▶ [Short task]: Every line below that mentions the word "JSON" should be copied out.

▶ [Data provided]:
+ + + + +

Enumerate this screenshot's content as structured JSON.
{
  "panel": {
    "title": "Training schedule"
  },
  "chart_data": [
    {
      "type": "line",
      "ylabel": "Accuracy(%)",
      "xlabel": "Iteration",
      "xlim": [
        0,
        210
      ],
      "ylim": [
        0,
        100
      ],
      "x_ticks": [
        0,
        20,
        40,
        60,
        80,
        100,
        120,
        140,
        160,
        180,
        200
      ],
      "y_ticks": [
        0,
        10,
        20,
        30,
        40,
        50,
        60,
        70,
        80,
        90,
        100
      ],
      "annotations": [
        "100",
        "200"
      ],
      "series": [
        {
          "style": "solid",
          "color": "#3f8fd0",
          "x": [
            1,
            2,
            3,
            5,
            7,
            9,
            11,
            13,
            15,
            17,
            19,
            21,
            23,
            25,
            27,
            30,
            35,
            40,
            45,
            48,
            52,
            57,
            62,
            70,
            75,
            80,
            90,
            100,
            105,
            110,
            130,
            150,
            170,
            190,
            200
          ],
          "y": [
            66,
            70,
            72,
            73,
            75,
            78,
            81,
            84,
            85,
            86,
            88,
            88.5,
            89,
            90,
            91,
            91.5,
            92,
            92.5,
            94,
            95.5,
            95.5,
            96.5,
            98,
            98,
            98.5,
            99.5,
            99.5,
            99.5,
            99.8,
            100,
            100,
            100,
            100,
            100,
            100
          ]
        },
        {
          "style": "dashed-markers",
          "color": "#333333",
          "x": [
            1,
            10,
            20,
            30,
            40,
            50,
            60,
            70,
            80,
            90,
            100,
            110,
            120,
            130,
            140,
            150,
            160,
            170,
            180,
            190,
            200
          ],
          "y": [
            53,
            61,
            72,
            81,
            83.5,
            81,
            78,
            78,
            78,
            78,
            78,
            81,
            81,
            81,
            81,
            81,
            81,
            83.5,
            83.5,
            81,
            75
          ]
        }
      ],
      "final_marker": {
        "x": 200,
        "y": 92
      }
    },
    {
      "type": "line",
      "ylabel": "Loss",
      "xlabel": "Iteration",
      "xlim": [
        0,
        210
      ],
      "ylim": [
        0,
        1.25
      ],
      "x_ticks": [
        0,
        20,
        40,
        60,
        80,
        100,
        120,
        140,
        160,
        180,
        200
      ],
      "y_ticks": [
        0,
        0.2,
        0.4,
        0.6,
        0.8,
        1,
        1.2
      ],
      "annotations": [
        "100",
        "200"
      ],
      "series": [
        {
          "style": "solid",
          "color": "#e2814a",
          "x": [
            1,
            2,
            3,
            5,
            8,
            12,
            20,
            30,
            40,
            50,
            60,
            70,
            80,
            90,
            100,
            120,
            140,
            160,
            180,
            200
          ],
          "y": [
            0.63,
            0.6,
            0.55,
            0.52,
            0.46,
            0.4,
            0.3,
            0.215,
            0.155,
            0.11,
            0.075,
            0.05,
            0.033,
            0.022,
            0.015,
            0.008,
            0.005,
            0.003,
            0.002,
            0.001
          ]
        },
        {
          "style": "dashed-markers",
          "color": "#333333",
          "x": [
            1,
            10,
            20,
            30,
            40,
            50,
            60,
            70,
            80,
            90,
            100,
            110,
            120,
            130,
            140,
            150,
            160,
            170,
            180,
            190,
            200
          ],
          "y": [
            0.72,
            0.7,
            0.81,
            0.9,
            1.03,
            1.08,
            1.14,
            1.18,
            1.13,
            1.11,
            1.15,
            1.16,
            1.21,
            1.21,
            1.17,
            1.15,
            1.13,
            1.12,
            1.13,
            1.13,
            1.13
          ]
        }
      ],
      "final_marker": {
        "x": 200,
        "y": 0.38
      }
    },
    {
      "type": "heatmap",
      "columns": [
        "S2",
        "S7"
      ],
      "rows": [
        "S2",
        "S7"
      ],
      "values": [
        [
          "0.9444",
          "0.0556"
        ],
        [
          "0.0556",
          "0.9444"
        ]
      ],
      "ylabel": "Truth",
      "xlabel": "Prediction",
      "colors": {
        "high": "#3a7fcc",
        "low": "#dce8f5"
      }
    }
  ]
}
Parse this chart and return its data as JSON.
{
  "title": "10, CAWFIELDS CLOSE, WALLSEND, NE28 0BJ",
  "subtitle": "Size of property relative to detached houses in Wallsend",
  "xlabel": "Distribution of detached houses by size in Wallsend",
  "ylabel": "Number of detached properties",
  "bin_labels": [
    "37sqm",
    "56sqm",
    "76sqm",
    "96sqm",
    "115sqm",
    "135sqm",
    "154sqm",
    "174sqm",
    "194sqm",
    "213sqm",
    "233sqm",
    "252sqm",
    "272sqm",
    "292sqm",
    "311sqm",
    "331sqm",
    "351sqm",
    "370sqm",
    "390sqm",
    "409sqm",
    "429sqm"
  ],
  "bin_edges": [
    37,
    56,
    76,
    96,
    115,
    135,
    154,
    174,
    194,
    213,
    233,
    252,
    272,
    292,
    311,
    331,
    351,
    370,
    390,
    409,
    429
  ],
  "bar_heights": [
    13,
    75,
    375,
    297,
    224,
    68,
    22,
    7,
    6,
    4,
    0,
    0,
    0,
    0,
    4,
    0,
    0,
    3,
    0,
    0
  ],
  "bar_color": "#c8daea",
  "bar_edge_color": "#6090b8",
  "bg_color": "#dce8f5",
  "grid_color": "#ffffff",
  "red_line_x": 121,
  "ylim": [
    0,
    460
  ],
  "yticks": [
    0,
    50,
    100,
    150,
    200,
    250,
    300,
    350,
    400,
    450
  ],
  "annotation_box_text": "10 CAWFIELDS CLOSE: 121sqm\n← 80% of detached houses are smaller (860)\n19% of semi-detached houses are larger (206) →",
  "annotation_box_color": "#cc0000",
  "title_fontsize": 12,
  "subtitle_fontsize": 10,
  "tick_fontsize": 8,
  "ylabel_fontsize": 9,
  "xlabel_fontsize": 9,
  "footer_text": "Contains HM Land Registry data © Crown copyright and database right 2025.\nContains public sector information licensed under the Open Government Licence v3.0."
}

+ + + + +

▶ [Completed exercise]:
Enumerate this screenshot's content as structured JSON.
Parse this chart and return its data as JSON.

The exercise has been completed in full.